:: SUPPLIED DATA

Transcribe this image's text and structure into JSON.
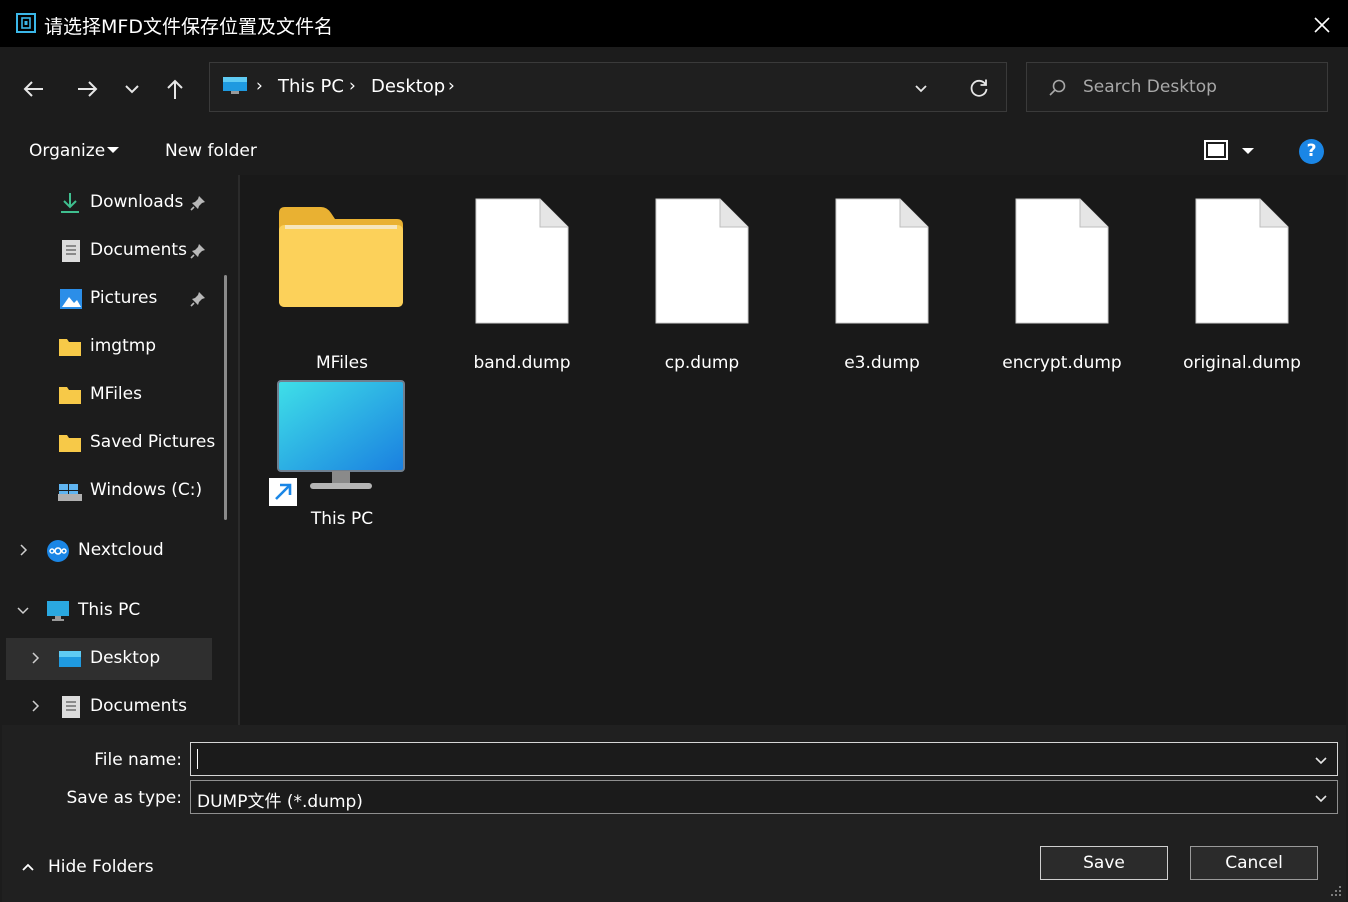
{
  "window": {
    "title": "请选择MFD文件保存位置及文件名",
    "close_icon": "close-icon"
  },
  "navigation": {
    "back_icon": "arrow-left-icon",
    "forward_icon": "arrow-right-icon",
    "recent_icon": "chevron-down-icon",
    "up_icon": "arrow-up-icon"
  },
  "address": {
    "breadcrumbs": [
      "This PC",
      "Desktop"
    ],
    "separator": "›"
  },
  "search": {
    "placeholder": "Search Desktop"
  },
  "toolbar": {
    "organize_label": "Organize",
    "new_folder_label": "New folder",
    "help_label": "?"
  },
  "sidebar": {
    "items": [
      {
        "label": "Downloads",
        "icon": "download-icon",
        "pinned": true
      },
      {
        "label": "Documents",
        "icon": "document-icon",
        "pinned": true
      },
      {
        "label": "Pictures",
        "icon": "pictures-icon",
        "pinned": true
      },
      {
        "label": "imgtmp",
        "icon": "folder-icon"
      },
      {
        "label": "MFiles",
        "icon": "folder-icon"
      },
      {
        "label": "Saved Pictures",
        "icon": "folder-icon"
      },
      {
        "label": "Windows (C:)",
        "icon": "drive-icon"
      },
      {
        "label": "Nextcloud",
        "icon": "nextcloud-icon",
        "expandable": true
      },
      {
        "label": "This PC",
        "icon": "monitor-icon",
        "expanded": true
      },
      {
        "label": "Desktop",
        "icon": "desktop-icon",
        "selected": true,
        "expandable": true
      },
      {
        "label": "Documents",
        "icon": "document-icon",
        "expandable": true
      }
    ]
  },
  "files": [
    {
      "name": "MFiles",
      "type": "folder"
    },
    {
      "name": "band.dump",
      "type": "file"
    },
    {
      "name": "cp.dump",
      "type": "file"
    },
    {
      "name": "e3.dump",
      "type": "file"
    },
    {
      "name": "encrypt.dump",
      "type": "file"
    },
    {
      "name": "original.dump",
      "type": "file"
    },
    {
      "name": "This PC",
      "type": "shortcut"
    }
  ],
  "form": {
    "file_name_label": "File name:",
    "file_name_value": "",
    "save_type_label": "Save as type:",
    "save_type_value": "DUMP文件 (*.dump)"
  },
  "footer": {
    "hide_folders_label": "Hide Folders",
    "save_label": "Save",
    "cancel_label": "Cancel"
  },
  "colors": {
    "accent": "#1a86e6",
    "folder": "#f7c948",
    "background": "#1c1c1c",
    "titlebar": "#000000"
  }
}
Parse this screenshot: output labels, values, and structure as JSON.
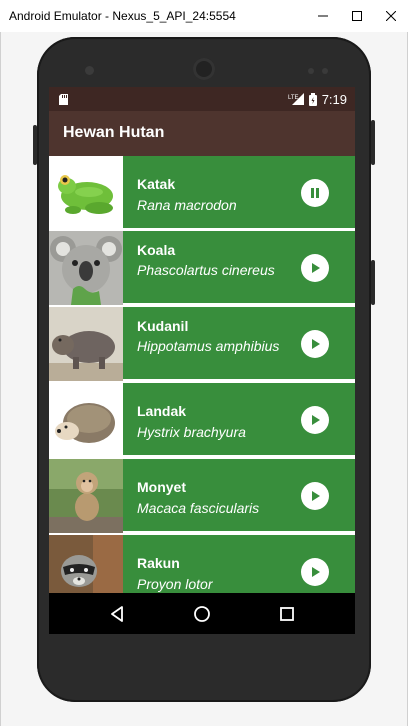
{
  "window": {
    "title": "Android Emulator - Nexus_5_API_24:5554"
  },
  "status_bar": {
    "network": "LTE",
    "time": "7:19"
  },
  "app_bar": {
    "title": "Hewan Hutan"
  },
  "animals": [
    {
      "name": "Katak",
      "scientific": "Rana macrodon",
      "state": "playing",
      "icon": "pause-icon"
    },
    {
      "name": "Koala",
      "scientific": "Phascolartus cinereus",
      "state": "stopped",
      "icon": "play-icon"
    },
    {
      "name": "Kudanil",
      "scientific": "Hippotamus amphibius",
      "state": "stopped",
      "icon": "play-icon"
    },
    {
      "name": "Landak",
      "scientific": "Hystrix brachyura",
      "state": "stopped",
      "icon": "play-icon"
    },
    {
      "name": "Monyet",
      "scientific": "Macaca fascicularis",
      "state": "stopped",
      "icon": "play-icon"
    },
    {
      "name": "Rakun",
      "scientific": "Proyon lotor",
      "state": "stopped",
      "icon": "play-icon"
    }
  ],
  "colors": {
    "status_bar": "#3e2723",
    "app_bar": "#4e342e",
    "list_item": "#388e3c",
    "text": "#ffffff"
  },
  "nav": {
    "back_icon": "back-icon",
    "home_icon": "home-icon",
    "recents_icon": "recents-icon"
  }
}
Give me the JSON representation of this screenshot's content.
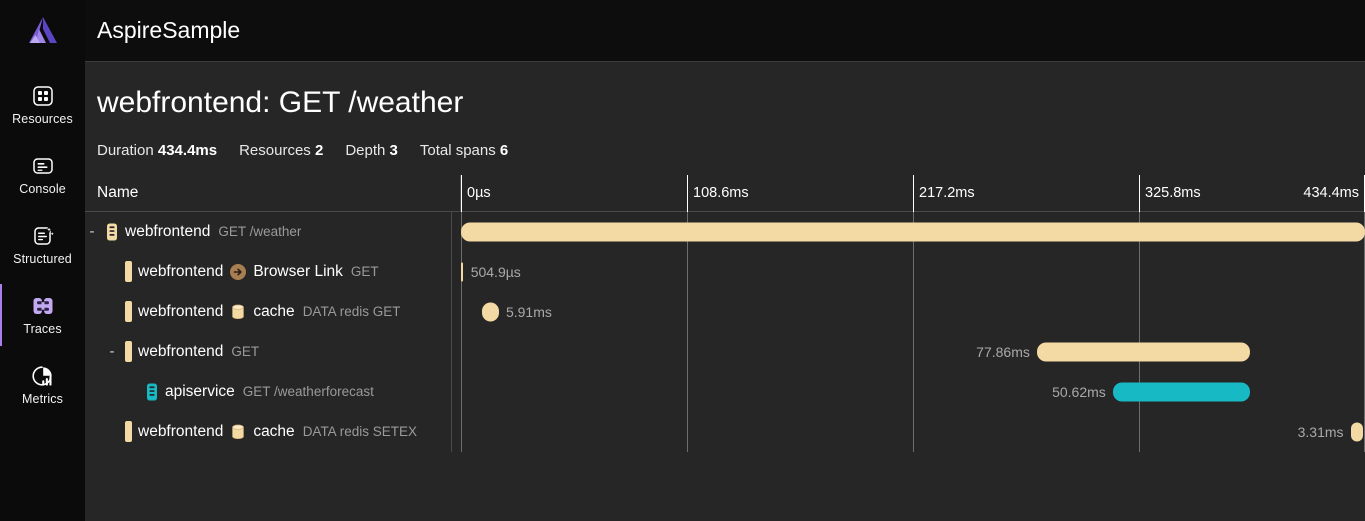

::::

EXERCISE REQUIREMENTS :: Show the lines of the data that hold the word "text".

WRITTEN SOLUTION ::
Transcribe this image's text and structure into JSON.
    "text": "#ffffff"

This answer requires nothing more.